(The records):
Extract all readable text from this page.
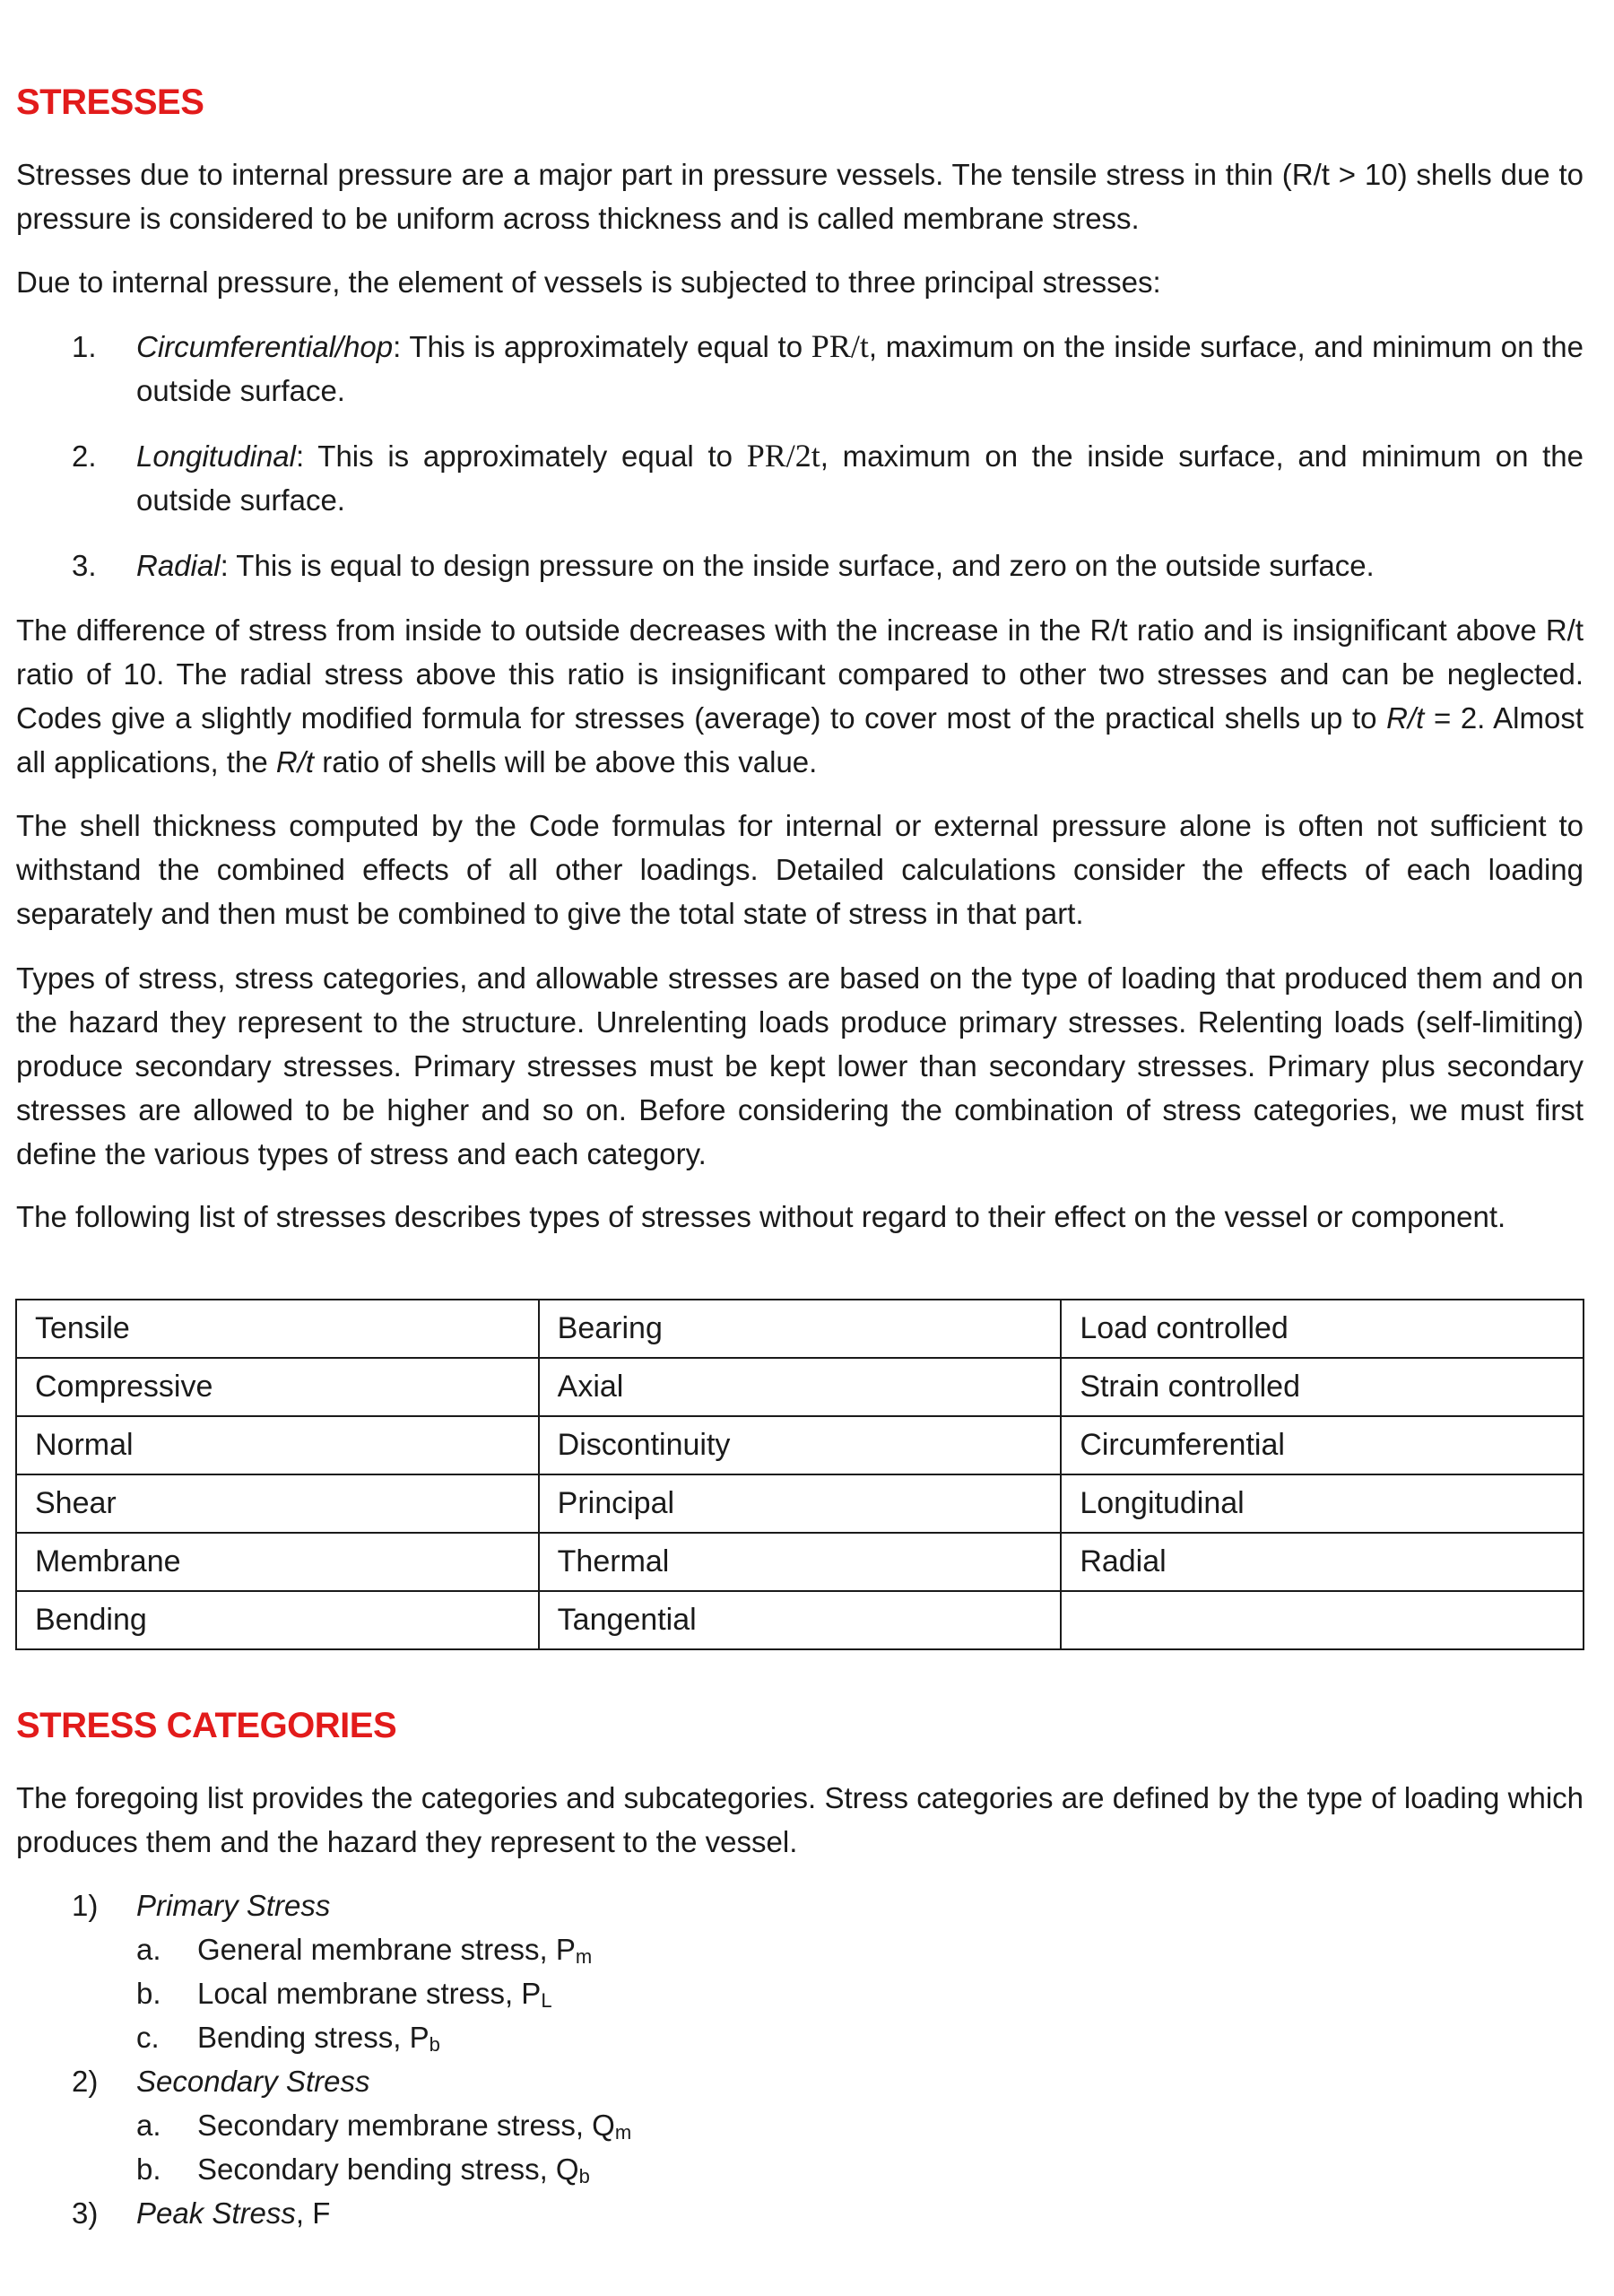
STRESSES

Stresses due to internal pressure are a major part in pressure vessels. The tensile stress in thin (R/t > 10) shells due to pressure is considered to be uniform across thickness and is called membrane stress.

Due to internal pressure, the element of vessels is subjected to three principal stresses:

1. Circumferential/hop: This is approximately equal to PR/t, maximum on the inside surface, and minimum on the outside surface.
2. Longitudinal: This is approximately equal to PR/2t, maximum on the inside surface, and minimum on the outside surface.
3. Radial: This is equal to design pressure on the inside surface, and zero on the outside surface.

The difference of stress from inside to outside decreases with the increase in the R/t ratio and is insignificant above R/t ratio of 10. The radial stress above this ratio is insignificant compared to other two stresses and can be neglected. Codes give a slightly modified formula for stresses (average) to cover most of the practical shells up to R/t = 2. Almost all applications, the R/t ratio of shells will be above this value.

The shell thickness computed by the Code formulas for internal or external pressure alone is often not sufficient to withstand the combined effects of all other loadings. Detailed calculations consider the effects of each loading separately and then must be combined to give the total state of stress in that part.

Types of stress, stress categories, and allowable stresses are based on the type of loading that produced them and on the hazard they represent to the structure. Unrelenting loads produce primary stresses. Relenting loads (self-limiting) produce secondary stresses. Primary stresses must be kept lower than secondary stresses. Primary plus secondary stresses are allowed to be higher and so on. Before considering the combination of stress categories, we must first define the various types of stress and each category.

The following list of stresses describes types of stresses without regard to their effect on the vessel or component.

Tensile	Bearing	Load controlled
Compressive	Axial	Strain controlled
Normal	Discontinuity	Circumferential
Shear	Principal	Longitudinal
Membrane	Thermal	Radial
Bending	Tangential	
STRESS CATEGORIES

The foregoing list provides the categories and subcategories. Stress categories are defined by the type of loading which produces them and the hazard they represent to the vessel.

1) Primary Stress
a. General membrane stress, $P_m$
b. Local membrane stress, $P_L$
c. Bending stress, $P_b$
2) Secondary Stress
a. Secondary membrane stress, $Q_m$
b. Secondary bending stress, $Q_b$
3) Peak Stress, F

(What the exercise asks): Every record is to be reproduced exactly, with no pictures included.

(Reply):
Extract all readable text from this page.
STRESSES

Stresses due to internal pressure are a major part in pressure vessels. The tensile stress in thin (R/t > 10) shells due to pressure is considered to be uniform across thickness and is called membrane stress.

Due to internal pressure, the element of vessels is subjected to three principal stresses:

1. Circumferential/hop: This is approximately equal to PR/t, maximum on the inside surface, and minimum on the outside surface.
2. Longitudinal: This is approximately equal to PR/2t, maximum on the inside surface, and minimum on the outside surface.
3. Radial: This is equal to design pressure on the inside surface, and zero on the outside surface.

The difference of stress from inside to outside decreases with the increase in the R/t ratio and is insignificant above R/t ratio of 10. The radial stress above this ratio is insignificant compared to other two stresses and can be neglected. Codes give a slightly modified formula for stresses (average) to cover most of the practical shells up to R/t = 2. Almost all applications, the R/t ratio of shells will be above this value.

The shell thickness computed by the Code formulas for internal or external pressure alone is often not sufficient to withstand the combined effects of all other loadings. Detailed calculations consider the effects of each loading separately and then must be combined to give the total state of stress in that part.

Types of stress, stress categories, and allowable stresses are based on the type of loading that produced them and on the hazard they represent to the structure. Unrelenting loads produce primary stresses. Relenting loads (self-limiting) produce secondary stresses. Primary stresses must be kept lower than secondary stresses. Primary plus secondary stresses are allowed to be higher and so on. Before considering the combination of stress categories, we must first define the various types of stress and each category.

The following list of stresses describes types of stresses without regard to their effect on the vessel or component.

Tensile	Bearing	Load controlled
Compressive	Axial	Strain controlled
Normal	Discontinuity	Circumferential
Shear	Principal	Longitudinal
Membrane	Thermal	Radial
Bending	Tangential	
STRESS CATEGORIES

The foregoing list provides the categories and subcategories. Stress categories are defined by the type of loading which produces them and the hazard they represent to the vessel.

1) Primary Stress
a. General membrane stress, $P_m$
b. Local membrane stress, $P_L$
c. Bending stress, $P_b$
2) Secondary Stress
a. Secondary membrane stress, $Q_m$
b. Secondary bending stress, $Q_b$
3) Peak Stress, F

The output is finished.